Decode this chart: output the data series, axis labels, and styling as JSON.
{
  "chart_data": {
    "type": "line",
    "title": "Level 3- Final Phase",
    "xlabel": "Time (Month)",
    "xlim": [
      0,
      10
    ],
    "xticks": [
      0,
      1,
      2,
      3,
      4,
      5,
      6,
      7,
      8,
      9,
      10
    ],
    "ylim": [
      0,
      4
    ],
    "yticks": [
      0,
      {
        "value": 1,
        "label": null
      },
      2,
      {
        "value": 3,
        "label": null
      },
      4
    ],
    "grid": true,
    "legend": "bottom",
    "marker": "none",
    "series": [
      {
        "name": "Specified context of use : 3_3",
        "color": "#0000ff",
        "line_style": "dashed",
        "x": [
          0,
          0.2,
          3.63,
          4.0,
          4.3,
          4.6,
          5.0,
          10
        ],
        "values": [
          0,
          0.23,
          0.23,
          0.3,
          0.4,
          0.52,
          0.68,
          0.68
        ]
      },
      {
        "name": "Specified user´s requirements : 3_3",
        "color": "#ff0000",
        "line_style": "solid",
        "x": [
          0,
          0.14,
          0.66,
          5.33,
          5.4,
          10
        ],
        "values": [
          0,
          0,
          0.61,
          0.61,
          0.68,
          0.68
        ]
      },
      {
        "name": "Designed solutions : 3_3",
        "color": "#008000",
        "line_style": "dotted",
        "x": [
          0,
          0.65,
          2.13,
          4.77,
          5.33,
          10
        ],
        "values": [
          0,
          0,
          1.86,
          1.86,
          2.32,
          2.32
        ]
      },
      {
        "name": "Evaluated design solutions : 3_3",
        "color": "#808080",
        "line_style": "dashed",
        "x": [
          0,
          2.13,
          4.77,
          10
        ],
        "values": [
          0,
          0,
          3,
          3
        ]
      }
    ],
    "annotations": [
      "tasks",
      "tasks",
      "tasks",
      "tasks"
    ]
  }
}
- - - - - - -
REQUIRED WORK: Search the preceding listing for the word "solutions" and pull out every line that holds it.

RESULT FOR THIS TASK:
        "name": "Designed solutions : 3_3",
        "name": "Evaluated design solutions : 3_3",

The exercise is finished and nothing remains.